• _Supplied data_
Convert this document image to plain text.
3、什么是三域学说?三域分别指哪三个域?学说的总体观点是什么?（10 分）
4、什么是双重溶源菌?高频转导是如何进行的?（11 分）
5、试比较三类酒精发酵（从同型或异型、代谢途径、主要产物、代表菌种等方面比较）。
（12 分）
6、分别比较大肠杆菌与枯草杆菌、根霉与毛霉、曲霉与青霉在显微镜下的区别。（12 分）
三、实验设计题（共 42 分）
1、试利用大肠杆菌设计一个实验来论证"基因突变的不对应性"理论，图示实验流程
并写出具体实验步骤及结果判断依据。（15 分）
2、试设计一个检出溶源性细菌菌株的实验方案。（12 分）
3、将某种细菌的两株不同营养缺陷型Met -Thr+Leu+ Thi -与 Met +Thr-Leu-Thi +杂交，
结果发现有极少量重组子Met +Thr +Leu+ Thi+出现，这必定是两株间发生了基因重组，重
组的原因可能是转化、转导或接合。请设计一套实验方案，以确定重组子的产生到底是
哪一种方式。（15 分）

• _Short task_
Give back each line above precisely as it stands.

• _The solution_
Convert this document image to plain text.
3、什么是三域学说?三域分别指哪三个域?学说的总体观点是什么?（10 分）
4、什么是双重溶源菌?高频转导是如何进行的?（11 分）
5、试比较三类酒精发酵（从同型或异型、代谢途径、主要产物、代表菌种等方面比较）。
（12 分）
6、分别比较大肠杆菌与枯草杆菌、根霉与毛霉、曲霉与青霉在显微镜下的区别。（12 分）
三、实验设计题（共 42 分）
1、试利用大肠杆菌设计一个实验来论证"基因突变的不对应性"理论，图示实验流程
并写出具体实验步骤及结果判断依据。（15 分）
2、试设计一个检出溶源性细菌菌株的实验方案。（12 分）
3、将某种细菌的两株不同营养缺陷型Met -Thr+Leu+ Thi -与 Met +Thr-Leu-Thi +杂交，
结果发现有极少量重组子Met +Thr +Leu+ Thi+出现，这必定是两株间发生了基因重组，重
组的原因可能是转化、转导或接合。请设计一套实验方案，以确定重组子的产生到底是
哪一种方式。（15 分）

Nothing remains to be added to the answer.